### CUPLIKAN TEKS

━━━━━━━━━━━━━━━━

Thariqah Alawiyah (I) | Bab 1 : Dorongan Bertanya dan Terus Menambah Ilmu (2/2)

Thariqah 'Alawiyah Jalan Lurus Menuju Allah
Terjemah : al-Manhaj al-Sawi Syarh Ushul Thariqah al-Saadah Aali Ba’Alawi
Pengarang : Al Habib Zain bin Smith
Penerjemah : Ust. Husin Nabil Assegaf
Penerbit : Nafas

(lanjutan)

Janganlah engkau pastikan bahwa ia akan binasa karena melihatnya kurang memiliki rasa takut. Karena sesungguhnya Allah tidak memberinya ilmu dengan maksud menghina dan membahayakannya dengan ilmunya. Selain itu, tak ada yang dapat mengetahui seorang alim tidak mengamalkan ilmunya kecuali ia juga seorang alim.

━━━━━━━━━━━━━━━━

### SOAL TUGAS 1
Berikan kembali baris-baris daftar tanpa perubahan apa pun, mulai dari awal daftar dan berakhir pada baris yang memuat "sunset-text: Sunset: 8:07", termasuk baris tersebut.

### DAFTAR YANG DIBERIKAN

━━━━━━━━━━━━━━━━

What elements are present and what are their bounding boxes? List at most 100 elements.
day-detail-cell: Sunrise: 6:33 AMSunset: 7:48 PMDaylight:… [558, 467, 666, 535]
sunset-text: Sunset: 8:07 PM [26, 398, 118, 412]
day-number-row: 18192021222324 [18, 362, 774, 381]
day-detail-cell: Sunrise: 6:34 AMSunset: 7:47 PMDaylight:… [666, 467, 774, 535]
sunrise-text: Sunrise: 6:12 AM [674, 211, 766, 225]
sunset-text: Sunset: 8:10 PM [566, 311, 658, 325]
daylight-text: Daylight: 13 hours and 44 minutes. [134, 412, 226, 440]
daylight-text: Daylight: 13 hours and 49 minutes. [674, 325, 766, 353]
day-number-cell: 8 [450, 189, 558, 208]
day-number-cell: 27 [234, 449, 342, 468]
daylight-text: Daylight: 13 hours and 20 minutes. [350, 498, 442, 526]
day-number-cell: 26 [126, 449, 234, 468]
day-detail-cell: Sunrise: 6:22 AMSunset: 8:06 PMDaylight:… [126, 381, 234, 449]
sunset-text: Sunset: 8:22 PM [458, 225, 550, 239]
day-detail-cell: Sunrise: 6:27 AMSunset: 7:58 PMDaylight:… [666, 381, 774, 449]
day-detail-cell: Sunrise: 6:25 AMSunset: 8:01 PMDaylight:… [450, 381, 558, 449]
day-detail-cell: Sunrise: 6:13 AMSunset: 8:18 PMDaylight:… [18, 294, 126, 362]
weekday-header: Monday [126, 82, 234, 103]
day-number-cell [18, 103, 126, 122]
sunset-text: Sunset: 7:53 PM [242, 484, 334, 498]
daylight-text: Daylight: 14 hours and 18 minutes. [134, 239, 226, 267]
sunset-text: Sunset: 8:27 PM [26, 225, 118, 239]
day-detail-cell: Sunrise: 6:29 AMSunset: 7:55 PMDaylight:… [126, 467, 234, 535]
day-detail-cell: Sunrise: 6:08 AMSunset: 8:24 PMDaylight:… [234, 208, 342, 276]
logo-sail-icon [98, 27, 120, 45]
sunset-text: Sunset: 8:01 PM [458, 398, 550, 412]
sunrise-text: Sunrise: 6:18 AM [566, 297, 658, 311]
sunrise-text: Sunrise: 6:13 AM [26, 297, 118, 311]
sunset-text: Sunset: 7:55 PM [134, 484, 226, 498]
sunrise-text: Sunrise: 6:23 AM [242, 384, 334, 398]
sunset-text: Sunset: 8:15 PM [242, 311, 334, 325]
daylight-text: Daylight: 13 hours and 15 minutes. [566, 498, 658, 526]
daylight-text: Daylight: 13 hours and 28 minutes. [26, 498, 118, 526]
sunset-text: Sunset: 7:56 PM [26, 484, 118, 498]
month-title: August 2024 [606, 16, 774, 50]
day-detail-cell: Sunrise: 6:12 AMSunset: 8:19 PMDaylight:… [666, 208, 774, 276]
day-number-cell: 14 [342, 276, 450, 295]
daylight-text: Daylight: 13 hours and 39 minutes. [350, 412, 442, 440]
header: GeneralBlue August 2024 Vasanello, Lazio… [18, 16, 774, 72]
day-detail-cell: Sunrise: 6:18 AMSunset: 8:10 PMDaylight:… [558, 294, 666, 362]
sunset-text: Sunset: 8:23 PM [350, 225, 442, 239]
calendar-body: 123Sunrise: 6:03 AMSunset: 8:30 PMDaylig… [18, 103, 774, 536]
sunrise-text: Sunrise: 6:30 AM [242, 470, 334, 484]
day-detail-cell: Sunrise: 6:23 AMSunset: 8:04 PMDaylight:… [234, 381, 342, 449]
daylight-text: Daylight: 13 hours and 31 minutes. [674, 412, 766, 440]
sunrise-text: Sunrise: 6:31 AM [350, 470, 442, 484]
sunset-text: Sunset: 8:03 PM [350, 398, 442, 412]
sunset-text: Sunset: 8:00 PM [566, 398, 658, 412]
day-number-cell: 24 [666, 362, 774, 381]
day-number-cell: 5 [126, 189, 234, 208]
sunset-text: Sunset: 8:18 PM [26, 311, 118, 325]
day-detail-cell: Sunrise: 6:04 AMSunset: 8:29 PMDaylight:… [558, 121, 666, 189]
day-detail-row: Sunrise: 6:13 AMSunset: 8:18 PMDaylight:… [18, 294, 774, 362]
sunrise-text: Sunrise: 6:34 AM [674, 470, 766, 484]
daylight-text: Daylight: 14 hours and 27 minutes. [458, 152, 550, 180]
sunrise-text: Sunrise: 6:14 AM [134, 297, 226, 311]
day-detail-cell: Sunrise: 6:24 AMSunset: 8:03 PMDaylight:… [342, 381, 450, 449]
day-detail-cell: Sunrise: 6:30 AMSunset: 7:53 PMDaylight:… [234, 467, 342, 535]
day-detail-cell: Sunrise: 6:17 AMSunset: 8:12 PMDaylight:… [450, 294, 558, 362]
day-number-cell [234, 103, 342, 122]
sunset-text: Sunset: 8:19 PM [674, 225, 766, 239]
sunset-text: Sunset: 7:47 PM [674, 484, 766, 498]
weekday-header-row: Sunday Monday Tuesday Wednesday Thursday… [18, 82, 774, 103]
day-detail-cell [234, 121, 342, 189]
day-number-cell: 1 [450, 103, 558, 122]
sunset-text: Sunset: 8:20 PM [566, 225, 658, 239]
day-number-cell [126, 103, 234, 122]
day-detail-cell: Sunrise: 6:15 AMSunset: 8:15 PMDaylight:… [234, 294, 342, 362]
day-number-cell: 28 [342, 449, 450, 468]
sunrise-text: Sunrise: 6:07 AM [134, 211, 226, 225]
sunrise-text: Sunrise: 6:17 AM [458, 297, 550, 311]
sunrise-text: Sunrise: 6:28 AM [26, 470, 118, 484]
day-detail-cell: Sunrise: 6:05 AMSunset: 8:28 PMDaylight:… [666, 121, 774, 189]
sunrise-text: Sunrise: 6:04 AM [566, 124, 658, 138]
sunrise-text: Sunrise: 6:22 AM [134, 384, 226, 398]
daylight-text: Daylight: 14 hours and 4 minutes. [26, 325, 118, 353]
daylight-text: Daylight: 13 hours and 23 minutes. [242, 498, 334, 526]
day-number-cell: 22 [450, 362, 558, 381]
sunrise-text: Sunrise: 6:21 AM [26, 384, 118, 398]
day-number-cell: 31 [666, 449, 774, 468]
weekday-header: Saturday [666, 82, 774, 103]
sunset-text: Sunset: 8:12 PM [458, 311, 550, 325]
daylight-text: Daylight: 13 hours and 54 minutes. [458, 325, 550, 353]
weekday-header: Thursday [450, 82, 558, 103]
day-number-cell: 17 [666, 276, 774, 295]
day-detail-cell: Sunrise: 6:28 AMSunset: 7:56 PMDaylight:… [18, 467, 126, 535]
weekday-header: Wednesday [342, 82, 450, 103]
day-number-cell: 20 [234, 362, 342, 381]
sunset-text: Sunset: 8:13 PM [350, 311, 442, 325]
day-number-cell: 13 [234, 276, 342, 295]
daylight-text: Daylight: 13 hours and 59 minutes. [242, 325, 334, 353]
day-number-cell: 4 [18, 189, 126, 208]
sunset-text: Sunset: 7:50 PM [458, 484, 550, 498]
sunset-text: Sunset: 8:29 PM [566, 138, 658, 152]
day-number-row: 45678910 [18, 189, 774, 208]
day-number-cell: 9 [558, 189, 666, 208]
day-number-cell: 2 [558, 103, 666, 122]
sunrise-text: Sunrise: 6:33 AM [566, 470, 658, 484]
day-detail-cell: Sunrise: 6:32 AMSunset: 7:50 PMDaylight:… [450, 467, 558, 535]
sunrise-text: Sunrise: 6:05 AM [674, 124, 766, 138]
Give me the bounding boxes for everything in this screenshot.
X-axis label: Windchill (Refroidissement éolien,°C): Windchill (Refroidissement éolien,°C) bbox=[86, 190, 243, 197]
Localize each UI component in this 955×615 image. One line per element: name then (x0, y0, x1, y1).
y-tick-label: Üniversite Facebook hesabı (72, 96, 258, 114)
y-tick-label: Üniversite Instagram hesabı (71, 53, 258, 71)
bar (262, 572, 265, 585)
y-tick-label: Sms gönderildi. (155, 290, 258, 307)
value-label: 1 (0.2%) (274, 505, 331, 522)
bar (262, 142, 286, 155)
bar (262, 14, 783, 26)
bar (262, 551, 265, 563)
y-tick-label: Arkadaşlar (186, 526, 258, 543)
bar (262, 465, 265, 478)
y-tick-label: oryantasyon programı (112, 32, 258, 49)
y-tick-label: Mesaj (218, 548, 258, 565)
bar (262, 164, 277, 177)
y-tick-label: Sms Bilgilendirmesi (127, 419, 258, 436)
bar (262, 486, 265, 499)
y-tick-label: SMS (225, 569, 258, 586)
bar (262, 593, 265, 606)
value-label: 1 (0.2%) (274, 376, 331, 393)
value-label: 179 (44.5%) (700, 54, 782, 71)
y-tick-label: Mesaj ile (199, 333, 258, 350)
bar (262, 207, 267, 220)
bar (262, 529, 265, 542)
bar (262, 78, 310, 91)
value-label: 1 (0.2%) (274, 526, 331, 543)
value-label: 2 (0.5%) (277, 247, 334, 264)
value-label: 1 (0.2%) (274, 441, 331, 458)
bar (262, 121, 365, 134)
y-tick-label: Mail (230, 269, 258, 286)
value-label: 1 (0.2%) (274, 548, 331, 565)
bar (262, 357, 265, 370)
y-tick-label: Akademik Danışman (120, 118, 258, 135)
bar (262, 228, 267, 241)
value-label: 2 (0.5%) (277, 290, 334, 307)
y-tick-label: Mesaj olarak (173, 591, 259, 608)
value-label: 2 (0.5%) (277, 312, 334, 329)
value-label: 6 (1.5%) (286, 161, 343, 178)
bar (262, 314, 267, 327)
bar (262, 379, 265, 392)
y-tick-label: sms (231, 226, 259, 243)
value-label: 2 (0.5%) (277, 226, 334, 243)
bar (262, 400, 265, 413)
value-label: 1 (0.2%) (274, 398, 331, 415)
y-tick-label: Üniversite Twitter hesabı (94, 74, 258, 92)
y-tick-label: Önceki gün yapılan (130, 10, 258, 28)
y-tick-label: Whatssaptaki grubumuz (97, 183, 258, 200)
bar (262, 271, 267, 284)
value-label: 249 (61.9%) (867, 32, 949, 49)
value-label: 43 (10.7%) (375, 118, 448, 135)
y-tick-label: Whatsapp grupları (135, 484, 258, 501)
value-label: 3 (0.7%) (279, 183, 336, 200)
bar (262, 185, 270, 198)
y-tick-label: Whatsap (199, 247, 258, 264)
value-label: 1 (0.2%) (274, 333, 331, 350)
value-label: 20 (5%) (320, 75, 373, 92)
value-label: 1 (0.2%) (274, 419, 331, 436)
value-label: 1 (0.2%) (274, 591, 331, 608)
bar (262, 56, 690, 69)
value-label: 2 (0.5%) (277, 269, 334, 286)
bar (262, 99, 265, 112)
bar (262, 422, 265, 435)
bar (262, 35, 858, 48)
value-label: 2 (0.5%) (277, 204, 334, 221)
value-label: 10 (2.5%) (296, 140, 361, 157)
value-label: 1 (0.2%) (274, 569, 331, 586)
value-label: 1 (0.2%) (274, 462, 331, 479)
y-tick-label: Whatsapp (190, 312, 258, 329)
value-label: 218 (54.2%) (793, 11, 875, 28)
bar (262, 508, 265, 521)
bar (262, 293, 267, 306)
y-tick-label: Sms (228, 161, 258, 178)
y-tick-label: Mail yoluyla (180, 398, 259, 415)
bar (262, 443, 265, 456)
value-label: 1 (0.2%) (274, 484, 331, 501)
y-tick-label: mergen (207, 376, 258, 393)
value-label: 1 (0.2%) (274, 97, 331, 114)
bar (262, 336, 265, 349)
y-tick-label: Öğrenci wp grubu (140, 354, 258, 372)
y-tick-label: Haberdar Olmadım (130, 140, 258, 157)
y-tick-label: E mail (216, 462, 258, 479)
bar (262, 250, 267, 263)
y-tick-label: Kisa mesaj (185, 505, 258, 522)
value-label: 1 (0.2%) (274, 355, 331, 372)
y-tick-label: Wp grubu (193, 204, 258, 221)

━━━━━━━━━━━━━━━━

### SOAL TUGAS 2
Ketik ulang bagian cuplikan teks tentang Thariqah Alawiyah tanpa mengubah satu kata pun, mulai dari "Thariqah Alawiyah (I)" dan berakhir pada "juga seorang alim.".

### JAWABAN LATIHAN 1
What elements are present and what are their bounding boxes? List at most 100 elements.
day-detail-cell: Sunrise: 6:33 AMSunset: 7:48 PMDaylight:… [558, 467, 666, 535]
sunset-text: Sunset: 8:07 PM [26, 398, 118, 412]

### JAWABAN LATIHAN 2
Thariqah Alawiyah (I) | Bab 1 : Dorongan Bertanya dan Terus Menambah Ilmu (2/2)

Thariqah 'Alawiyah Jalan Lurus Menuju Allah
Terjemah : al-Manhaj al-Sawi Syarh Ushul Thariqah al-Saadah Aali Ba’Alawi
Pengarang : Al Habib Zain bin Smith
Penerjemah : Ust. Husin Nabil Assegaf
Penerbit : Nafas

(lanjutan)

Janganlah engkau pastikan bahwa ia akan binasa karena melihatnya kurang memiliki rasa takut. Karena sesungguhnya Allah tidak memberinya ilmu dengan maksud menghina dan membahayakannya dengan ilmunya. Selain itu, tak ada yang dapat mengetahui seorang alim tidak mengamalkan ilmunya kecuali ia juga seorang alim.